**TASK OBJECTIVE:**
Wherever the word "text" appears in the entries, copy the whole line.

[Stored entries]
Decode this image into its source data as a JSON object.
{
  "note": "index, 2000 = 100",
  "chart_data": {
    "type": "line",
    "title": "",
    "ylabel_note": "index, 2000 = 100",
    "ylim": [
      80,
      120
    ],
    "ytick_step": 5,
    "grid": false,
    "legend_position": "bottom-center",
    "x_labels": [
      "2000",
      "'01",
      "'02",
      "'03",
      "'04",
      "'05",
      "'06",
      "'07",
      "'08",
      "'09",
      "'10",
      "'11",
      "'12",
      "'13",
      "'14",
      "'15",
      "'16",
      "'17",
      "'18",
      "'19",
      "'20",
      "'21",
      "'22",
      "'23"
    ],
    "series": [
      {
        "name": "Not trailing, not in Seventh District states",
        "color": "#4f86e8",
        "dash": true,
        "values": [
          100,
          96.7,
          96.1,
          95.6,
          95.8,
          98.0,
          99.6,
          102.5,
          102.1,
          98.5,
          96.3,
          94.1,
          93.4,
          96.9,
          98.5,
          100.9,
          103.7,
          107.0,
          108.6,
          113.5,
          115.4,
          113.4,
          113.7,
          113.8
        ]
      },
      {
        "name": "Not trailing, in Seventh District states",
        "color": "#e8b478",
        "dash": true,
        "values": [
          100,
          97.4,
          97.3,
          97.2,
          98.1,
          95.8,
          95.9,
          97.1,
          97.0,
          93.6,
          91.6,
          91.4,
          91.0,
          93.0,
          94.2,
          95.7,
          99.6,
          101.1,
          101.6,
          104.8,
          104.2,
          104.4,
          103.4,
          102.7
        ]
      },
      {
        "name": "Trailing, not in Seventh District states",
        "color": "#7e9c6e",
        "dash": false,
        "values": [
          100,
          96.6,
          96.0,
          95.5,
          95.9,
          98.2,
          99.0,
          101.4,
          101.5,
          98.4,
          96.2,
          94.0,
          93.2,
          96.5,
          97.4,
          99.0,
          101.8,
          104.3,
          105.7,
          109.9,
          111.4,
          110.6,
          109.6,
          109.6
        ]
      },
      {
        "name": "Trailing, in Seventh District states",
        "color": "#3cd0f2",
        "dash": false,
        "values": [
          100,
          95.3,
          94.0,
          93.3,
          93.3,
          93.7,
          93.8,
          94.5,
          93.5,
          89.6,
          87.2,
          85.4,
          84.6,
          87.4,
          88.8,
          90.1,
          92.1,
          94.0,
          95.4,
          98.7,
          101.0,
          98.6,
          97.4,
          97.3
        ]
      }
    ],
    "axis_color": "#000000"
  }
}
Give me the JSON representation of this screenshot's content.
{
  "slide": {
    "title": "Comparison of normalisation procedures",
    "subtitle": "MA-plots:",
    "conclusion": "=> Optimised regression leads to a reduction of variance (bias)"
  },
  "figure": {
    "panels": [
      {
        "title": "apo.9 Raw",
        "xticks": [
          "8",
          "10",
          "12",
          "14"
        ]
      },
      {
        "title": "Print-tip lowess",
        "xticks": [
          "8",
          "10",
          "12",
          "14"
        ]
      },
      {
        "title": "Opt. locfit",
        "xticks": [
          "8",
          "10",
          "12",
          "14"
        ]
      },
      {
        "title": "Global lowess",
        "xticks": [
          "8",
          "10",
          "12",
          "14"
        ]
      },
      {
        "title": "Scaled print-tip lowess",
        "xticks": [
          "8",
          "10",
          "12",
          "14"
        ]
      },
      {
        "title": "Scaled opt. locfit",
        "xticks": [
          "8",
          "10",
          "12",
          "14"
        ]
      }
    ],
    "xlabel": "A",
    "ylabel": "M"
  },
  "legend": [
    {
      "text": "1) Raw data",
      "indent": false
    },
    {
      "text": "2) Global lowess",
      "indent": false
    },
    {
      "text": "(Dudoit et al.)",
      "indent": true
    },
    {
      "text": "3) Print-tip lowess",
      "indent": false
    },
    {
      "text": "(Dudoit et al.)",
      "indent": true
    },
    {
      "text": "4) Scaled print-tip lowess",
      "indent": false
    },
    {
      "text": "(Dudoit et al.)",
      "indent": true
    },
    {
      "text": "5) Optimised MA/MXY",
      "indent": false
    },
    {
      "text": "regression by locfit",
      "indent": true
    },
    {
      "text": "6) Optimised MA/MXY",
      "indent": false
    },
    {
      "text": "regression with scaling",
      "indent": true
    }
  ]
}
--
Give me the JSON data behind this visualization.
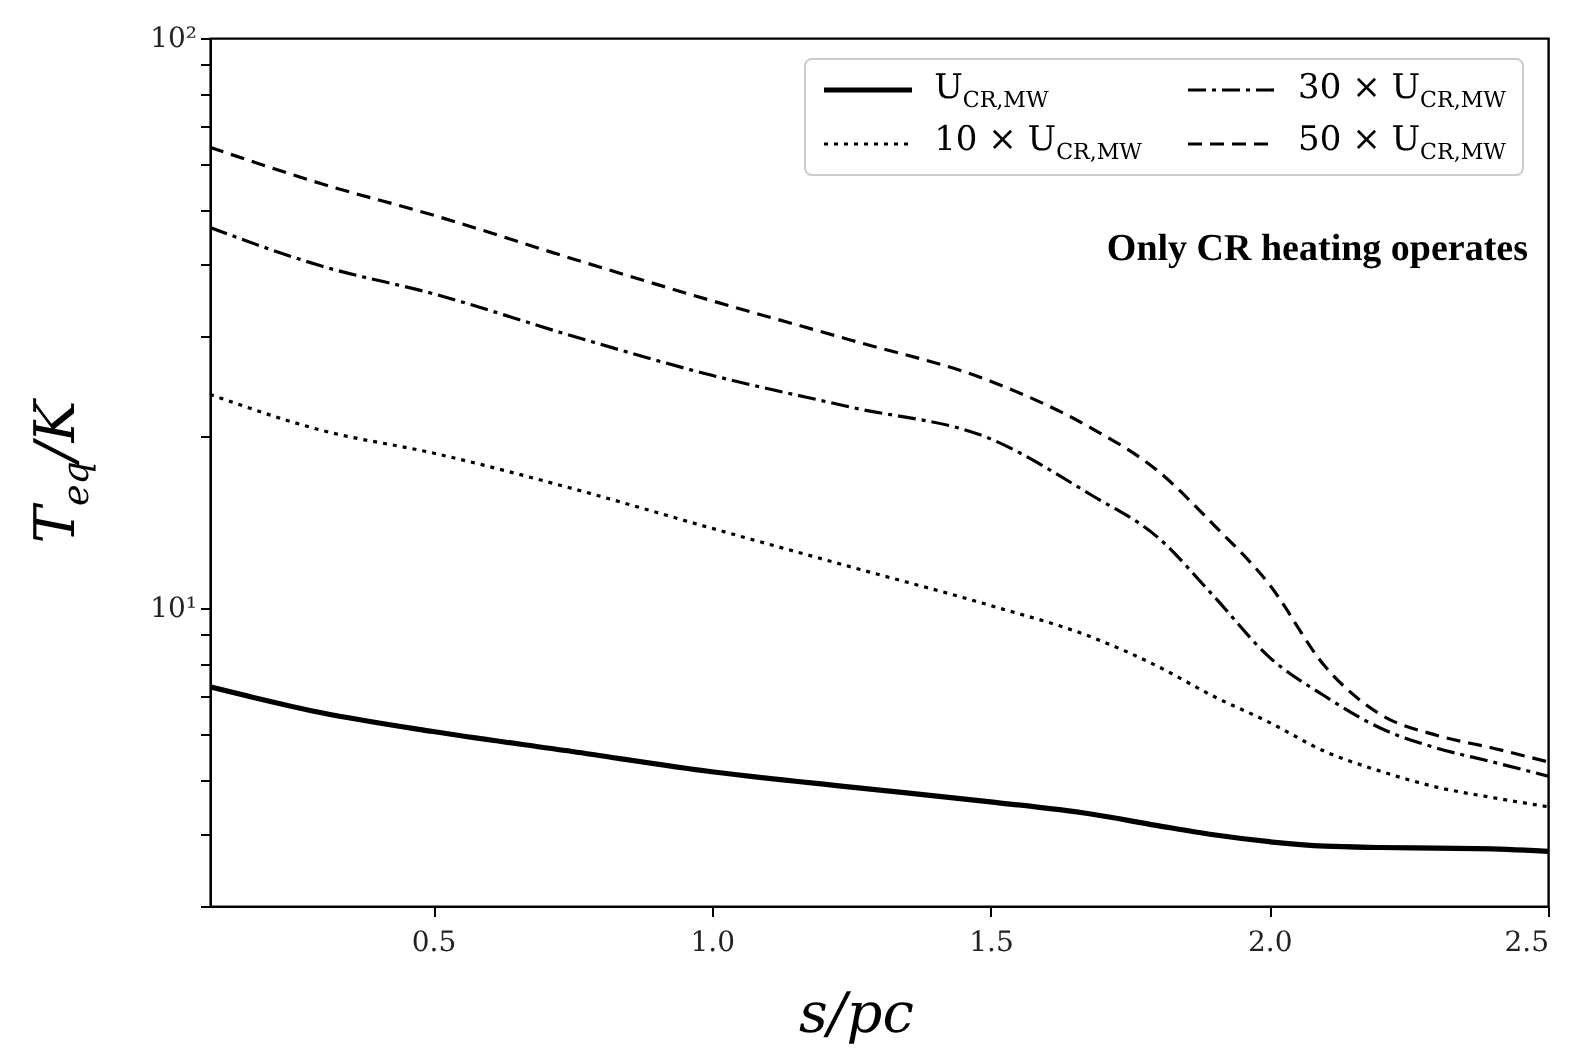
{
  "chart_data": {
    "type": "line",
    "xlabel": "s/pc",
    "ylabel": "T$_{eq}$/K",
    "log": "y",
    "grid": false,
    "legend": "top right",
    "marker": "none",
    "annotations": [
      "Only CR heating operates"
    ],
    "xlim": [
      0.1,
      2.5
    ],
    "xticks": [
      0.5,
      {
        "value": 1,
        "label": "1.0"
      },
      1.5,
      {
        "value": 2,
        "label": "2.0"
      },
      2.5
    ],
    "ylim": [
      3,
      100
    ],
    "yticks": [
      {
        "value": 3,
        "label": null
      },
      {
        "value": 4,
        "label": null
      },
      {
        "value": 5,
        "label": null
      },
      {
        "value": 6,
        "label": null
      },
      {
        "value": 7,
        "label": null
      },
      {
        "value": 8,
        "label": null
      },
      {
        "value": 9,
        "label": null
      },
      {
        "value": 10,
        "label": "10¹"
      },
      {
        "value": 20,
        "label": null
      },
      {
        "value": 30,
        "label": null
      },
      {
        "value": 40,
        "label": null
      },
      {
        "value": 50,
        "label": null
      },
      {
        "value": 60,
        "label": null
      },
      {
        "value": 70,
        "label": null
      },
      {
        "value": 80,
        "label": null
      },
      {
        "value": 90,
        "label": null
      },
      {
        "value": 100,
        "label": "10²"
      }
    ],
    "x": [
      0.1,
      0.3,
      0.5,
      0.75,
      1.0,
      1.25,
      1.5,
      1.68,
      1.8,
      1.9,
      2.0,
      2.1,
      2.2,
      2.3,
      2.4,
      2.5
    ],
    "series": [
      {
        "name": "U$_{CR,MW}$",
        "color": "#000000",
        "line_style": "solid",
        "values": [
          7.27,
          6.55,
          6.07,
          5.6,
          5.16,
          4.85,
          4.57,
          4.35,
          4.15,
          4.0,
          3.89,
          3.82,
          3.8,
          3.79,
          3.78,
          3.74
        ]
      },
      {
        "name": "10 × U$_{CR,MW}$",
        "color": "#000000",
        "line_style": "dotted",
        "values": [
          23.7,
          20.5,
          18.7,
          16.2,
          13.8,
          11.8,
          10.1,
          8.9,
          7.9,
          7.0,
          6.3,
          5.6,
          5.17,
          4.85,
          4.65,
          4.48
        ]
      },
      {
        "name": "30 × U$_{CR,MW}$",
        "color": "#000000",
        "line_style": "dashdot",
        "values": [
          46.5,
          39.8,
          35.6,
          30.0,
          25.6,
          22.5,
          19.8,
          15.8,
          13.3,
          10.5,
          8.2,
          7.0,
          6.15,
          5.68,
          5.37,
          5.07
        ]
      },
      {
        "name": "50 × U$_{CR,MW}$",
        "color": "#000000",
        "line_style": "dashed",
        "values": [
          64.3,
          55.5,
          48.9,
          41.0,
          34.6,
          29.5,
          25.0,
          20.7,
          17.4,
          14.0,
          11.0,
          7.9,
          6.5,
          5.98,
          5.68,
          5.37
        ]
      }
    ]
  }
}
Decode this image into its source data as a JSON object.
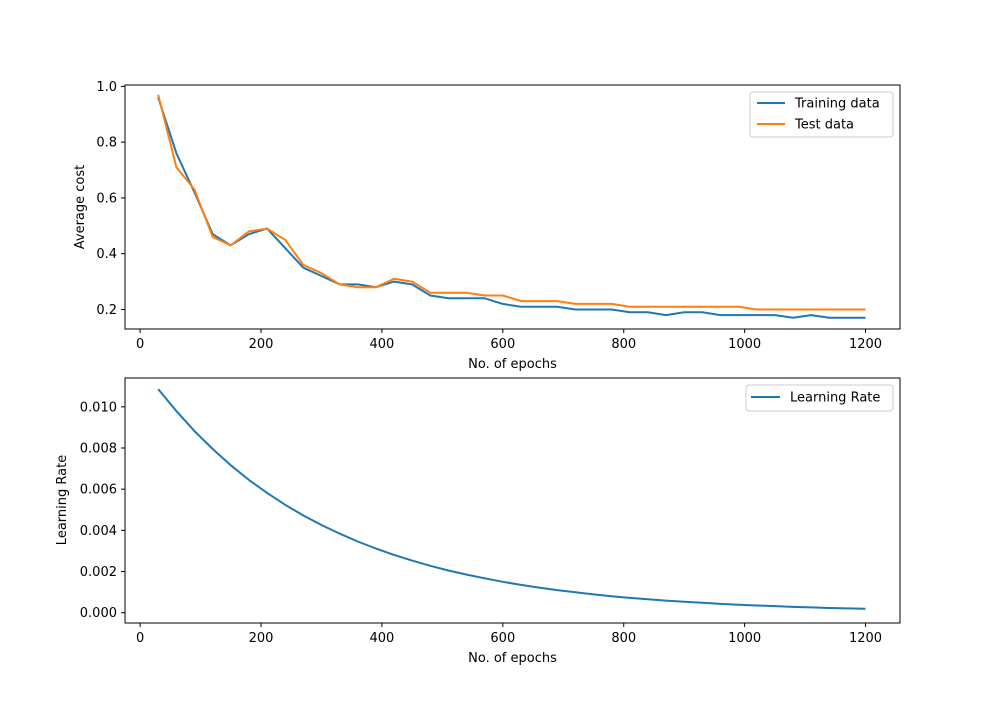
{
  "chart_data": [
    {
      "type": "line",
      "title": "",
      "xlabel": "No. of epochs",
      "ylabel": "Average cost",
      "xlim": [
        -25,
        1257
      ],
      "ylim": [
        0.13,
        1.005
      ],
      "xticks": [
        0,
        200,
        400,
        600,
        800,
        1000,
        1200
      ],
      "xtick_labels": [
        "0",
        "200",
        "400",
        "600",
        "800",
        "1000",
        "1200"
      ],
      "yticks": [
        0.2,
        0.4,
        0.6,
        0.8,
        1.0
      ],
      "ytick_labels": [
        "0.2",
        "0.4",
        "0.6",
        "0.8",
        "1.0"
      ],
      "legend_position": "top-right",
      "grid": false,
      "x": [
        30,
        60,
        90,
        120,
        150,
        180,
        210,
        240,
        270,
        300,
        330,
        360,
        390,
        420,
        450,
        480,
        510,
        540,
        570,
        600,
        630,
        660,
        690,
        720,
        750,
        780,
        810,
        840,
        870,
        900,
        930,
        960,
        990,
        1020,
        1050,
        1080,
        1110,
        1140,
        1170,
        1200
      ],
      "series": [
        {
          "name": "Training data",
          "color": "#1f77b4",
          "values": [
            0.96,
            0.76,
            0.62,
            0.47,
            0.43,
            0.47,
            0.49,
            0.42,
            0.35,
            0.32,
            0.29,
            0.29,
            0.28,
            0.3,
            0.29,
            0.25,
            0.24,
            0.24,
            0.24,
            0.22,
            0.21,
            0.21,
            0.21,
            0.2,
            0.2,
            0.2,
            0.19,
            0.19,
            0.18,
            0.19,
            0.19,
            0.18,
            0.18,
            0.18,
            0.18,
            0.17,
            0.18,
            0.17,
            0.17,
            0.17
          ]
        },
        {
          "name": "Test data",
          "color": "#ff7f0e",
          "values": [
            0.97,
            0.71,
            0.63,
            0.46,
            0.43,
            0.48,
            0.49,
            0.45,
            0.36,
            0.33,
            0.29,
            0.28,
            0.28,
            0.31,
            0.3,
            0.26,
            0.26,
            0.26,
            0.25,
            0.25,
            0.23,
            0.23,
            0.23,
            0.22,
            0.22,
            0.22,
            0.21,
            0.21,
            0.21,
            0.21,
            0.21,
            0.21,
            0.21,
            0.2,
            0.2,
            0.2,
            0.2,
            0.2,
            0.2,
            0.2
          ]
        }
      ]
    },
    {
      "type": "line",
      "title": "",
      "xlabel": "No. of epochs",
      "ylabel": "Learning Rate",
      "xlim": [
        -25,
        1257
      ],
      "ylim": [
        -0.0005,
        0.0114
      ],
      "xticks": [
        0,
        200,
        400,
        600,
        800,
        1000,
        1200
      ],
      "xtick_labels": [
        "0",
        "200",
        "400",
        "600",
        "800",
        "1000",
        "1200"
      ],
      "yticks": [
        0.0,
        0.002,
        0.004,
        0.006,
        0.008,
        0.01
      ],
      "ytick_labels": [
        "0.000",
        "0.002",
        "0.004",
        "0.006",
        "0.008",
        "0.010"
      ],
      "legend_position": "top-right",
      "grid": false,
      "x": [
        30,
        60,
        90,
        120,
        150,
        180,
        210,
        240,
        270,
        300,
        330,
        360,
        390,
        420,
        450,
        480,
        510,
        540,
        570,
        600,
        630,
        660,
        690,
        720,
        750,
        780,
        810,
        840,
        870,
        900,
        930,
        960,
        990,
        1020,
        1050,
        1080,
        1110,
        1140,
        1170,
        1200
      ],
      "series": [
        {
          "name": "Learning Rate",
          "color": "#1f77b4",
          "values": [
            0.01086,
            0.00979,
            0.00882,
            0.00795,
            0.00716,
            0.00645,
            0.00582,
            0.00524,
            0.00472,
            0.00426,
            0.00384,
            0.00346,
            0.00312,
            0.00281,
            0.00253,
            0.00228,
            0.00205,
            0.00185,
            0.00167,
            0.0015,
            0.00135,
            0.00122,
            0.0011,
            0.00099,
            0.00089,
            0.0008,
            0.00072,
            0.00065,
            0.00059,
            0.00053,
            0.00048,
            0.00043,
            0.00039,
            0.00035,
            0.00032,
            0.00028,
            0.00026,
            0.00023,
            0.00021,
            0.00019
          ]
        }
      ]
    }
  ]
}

**COMPLETE RESPONSE:**
      "text": "1) Raw data",
      "text": "2) Global lowess",
      "text": "(Dudoit et al.)",
      "text": "3) Print-tip lowess",
      "text": "(Dudoit et al.)",
      "text": "4) Scaled print-tip lowess",
      "text": "(Dudoit et al.)",
      "text": "5) Optimised MA/MXY",
      "text": "regression by locfit",
      "text": "6) Optimised MA/MXY",
      "text": "regression with scaling",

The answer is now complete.